Records from a collection of figures
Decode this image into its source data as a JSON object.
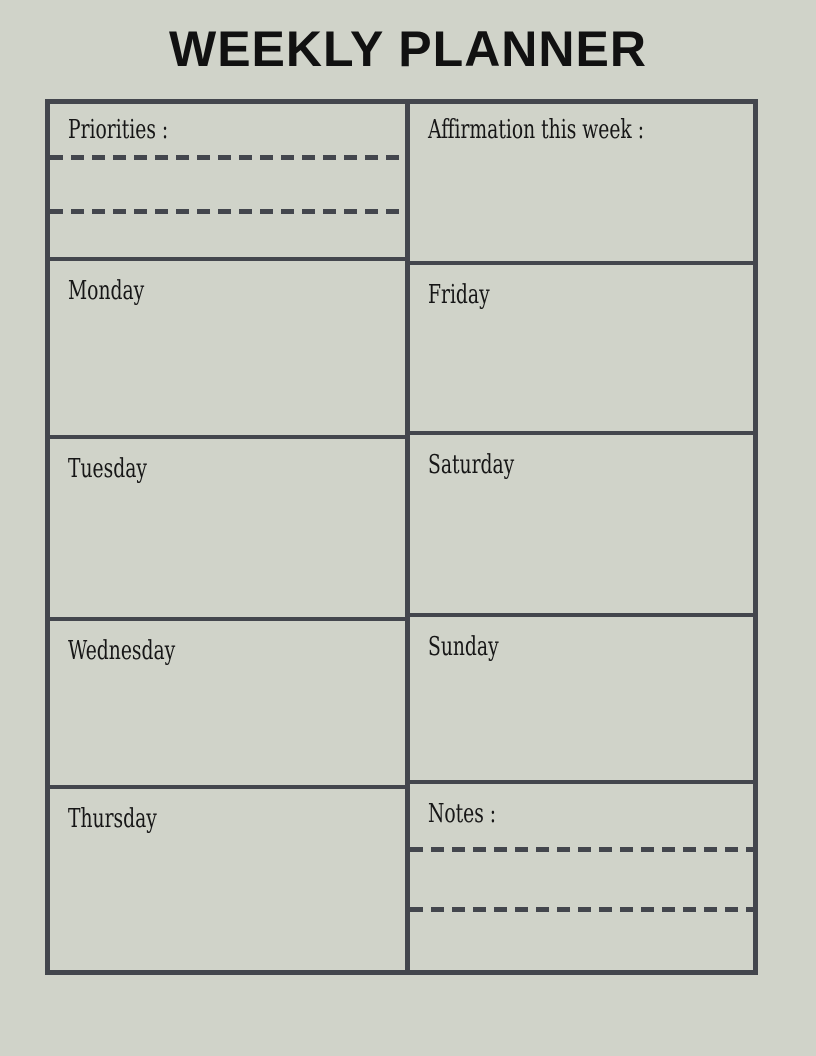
{
  "page": {
    "title": "WEEKLY PLANNER"
  },
  "colors": {
    "background": "#d0d3c9",
    "grid_border": "#43464d",
    "text": "#161616"
  },
  "planner": {
    "left_column": [
      {
        "label": "Priorities :",
        "writing_lines": 2
      },
      {
        "label": "Monday"
      },
      {
        "label": "Tuesday"
      },
      {
        "label": "Wednesday"
      },
      {
        "label": "Thursday"
      }
    ],
    "right_column": [
      {
        "label": "Affirmation this week :"
      },
      {
        "label": "Friday"
      },
      {
        "label": "Saturday"
      },
      {
        "label": "Sunday"
      },
      {
        "label": "Notes :",
        "writing_lines": 2
      }
    ]
  }
}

Task directions – Return every line of the records exactly as given, pictures excluded.

Complete answer –
Decode this image into its source data as a JSON object.
{
  "page": {
    "title": "WEEKLY PLANNER"
  },
  "colors": {
    "background": "#d0d3c9",
    "grid_border": "#43464d",
    "text": "#161616"
  },
  "planner": {
    "left_column": [
      {
        "label": "Priorities :",
        "writing_lines": 2
      },
      {
        "label": "Monday"
      },
      {
        "label": "Tuesday"
      },
      {
        "label": "Wednesday"
      },
      {
        "label": "Thursday"
      }
    ],
    "right_column": [
      {
        "label": "Affirmation this week :"
      },
      {
        "label": "Friday"
      },
      {
        "label": "Saturday"
      },
      {
        "label": "Sunday"
      },
      {
        "label": "Notes :",
        "writing_lines": 2
      }
    ]
  }
}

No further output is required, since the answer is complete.